• _WHAT TO PRODUCE_
Repeat the material in full. Keep every line exactly as it is.

• _RECORDED INFORMATION_
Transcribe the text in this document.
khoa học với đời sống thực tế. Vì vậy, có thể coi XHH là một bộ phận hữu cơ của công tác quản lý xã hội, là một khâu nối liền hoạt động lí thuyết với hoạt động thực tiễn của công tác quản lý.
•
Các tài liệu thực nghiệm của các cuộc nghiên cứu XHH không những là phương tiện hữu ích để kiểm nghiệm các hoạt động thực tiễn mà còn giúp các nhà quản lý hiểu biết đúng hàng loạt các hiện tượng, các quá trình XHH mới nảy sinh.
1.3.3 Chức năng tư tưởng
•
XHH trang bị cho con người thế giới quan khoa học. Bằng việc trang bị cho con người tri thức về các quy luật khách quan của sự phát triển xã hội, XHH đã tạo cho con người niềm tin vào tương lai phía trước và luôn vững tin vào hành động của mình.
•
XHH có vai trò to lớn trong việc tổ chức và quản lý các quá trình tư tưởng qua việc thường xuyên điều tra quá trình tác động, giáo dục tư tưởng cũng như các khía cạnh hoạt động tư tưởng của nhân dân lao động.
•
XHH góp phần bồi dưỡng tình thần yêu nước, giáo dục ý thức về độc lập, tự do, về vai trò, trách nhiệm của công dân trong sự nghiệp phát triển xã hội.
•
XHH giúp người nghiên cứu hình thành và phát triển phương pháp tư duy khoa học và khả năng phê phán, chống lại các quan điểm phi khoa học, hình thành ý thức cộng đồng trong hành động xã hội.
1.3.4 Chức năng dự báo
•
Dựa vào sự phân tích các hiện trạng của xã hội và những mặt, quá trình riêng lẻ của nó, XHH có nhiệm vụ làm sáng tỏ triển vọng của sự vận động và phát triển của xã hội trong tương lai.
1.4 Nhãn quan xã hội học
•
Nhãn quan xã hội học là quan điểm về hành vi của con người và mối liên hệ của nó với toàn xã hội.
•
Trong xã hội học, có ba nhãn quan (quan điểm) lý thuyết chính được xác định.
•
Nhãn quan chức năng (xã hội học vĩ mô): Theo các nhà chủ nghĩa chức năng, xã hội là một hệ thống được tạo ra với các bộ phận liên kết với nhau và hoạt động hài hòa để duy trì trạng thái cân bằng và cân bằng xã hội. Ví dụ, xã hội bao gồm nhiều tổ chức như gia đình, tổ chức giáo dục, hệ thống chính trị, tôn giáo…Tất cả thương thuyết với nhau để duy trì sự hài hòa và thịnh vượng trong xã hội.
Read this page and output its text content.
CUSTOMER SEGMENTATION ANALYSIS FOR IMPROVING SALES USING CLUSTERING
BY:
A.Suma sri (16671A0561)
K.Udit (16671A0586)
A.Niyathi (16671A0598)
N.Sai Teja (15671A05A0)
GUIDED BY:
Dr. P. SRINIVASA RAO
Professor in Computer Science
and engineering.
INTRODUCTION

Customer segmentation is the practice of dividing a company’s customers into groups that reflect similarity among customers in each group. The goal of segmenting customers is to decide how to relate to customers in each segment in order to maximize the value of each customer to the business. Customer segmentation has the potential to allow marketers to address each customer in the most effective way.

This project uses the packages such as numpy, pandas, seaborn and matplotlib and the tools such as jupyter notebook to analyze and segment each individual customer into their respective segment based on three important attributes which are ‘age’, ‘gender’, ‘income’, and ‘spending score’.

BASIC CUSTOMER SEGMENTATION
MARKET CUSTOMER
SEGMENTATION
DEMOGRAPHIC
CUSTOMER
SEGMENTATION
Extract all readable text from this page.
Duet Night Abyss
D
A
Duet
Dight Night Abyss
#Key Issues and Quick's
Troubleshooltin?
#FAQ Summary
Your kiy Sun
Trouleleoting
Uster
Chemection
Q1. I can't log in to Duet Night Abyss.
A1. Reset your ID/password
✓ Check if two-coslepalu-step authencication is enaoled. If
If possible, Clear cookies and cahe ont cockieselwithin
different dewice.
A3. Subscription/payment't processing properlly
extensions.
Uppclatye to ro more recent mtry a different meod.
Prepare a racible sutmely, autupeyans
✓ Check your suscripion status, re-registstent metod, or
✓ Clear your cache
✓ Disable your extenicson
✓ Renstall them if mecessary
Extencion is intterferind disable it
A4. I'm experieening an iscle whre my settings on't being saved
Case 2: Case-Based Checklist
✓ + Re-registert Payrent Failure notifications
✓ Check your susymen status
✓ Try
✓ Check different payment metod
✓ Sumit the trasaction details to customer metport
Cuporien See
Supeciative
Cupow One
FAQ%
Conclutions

• _RESULT_
Transcribe the text in this document.
khoa học với đời sống thực tế. Vì vậy, có thể coi XHH là một bộ phận hữu cơ của công tác quản lý xã hội, là một khâu nối liền hoạt động lí thuyết với hoạt động thực tiễn của công tác quản lý.
•
Các tài liệu thực nghiệm của các cuộc nghiên cứu XHH không những là phương tiện hữu ích để kiểm nghiệm các hoạt động thực tiễn mà còn giúp các nhà quản lý hiểu biết đúng hàng loạt các hiện tượng, các quá trình XHH mới nảy sinh.
1.3.3 Chức năng tư tưởng
•
XHH trang bị cho con người thế giới quan khoa học. Bằng việc trang bị cho con người tri thức về các quy luật khách quan của sự phát triển xã hội, XHH đã tạo cho con người niềm tin vào tương lai phía trước và luôn vững tin vào hành động của mình.
•
XHH có vai trò to lớn trong việc tổ chức và quản lý các quá trình tư tưởng qua việc thường xuyên điều tra quá trình tác động, giáo dục tư tưởng cũng như các khía cạnh hoạt động tư tưởng của nhân dân lao động.
•
XHH góp phần bồi dưỡng tình thần yêu nước, giáo dục ý thức về độc lập, tự do, về vai trò, trách nhiệm của công dân trong sự nghiệp phát triển xã hội.
•
XHH giúp người nghiên cứu hình thành và phát triển phương pháp tư duy khoa học và khả năng phê phán, chống lại các quan điểm phi khoa học, hình thành ý thức cộng đồng trong hành động xã hội.
1.3.4 Chức năng dự báo
•
Dựa vào sự phân tích các hiện trạng của xã hội và những mặt, quá trình riêng lẻ của nó, XHH có nhiệm vụ làm sáng tỏ triển vọng của sự vận động và phát triển của xã hội trong tương lai.
1.4 Nhãn quan xã hội học
•
Nhãn quan xã hội học là quan điểm về hành vi của con người và mối liên hệ của nó với toàn xã hội.
•
Trong xã hội học, có ba nhãn quan (quan điểm) lý thuyết chính được xác định.
•
Nhãn quan chức năng (xã hội học vĩ mô): Theo các nhà chủ nghĩa chức năng, xã hội là một hệ thống được tạo ra với các bộ phận liên kết với nhau và hoạt động hài hòa để duy trì trạng thái cân bằng và cân bằng xã hội. Ví dụ, xã hội bao gồm nhiều tổ chức như gia đình, tổ chức giáo dục, hệ thống chính trị, tôn giáo…Tất cả thương thuyết với nhau để duy trì sự hài hòa và thịnh vượng trong xã hội.
Read this page and output its text content.
CUSTOMER SEGMENTATION ANALYSIS FOR IMPROVING SALES USING CLUSTERING
BY:
A.Suma sri (16671A0561)
K.Udit (16671A0586)
A.Niyathi (16671A0598)
N.Sai Teja (15671A05A0)
GUIDED BY:
Dr. P. SRINIVASA RAO
Professor in Computer Science
and engineering.
INTRODUCTION

Customer segmentation is the practice of dividing a company’s customers into groups that reflect similarity among customers in each group. The goal of segmenting customers is to decide how to relate to customers in each segment in order to maximize the value of each customer to the business. Customer segmentation has the potential to allow marketers to address each customer in the most effective way.

This project uses the packages such as numpy, pandas, seaborn and matplotlib and the tools such as jupyter notebook to analyze and segment each individual customer into their respective segment based on three important attributes which are ‘age’, ‘gender’, ‘income’, and ‘spending score’.

BASIC CUSTOMER SEGMENTATION
MARKET CUSTOMER
SEGMENTATION
DEMOGRAPHIC
CUSTOMER
SEGMENTATION
Extract all readable text from this page.
Duet Night Abyss
D
A
Duet
Dight Night Abyss
#Key Issues and Quick's
Troubleshooltin?
#FAQ Summary
Your kiy Sun
Trouleleoting
Uster
Chemection
Q1. I can't log in to Duet Night Abyss.
A1. Reset your ID/password
✓ Check if two-coslepalu-step authencication is enaoled. If
If possible, Clear cookies and cahe ont cockieselwithin
different dewice.
A3. Subscription/payment't processing properlly
extensions.
Uppclatye to ro more recent mtry a different meod.
Prepare a racible sutmely, autupeyans
✓ Check your suscripion status, re-registstent metod, or
✓ Clear your cache
✓ Disable your extenicson
✓ Renstall them if mecessary
Extencion is intterferind disable it
A4. I'm experieening an iscle whre my settings on't being saved
Case 2: Case-Based Checklist
✓ + Re-registert Payrent Failure notifications
✓ Check your susymen status
✓ Try
✓ Check different payment metod
✓ Sumit the trasaction details to customer metport
Cuporien See
Supeciative
Cupow One
FAQ%
Conclutions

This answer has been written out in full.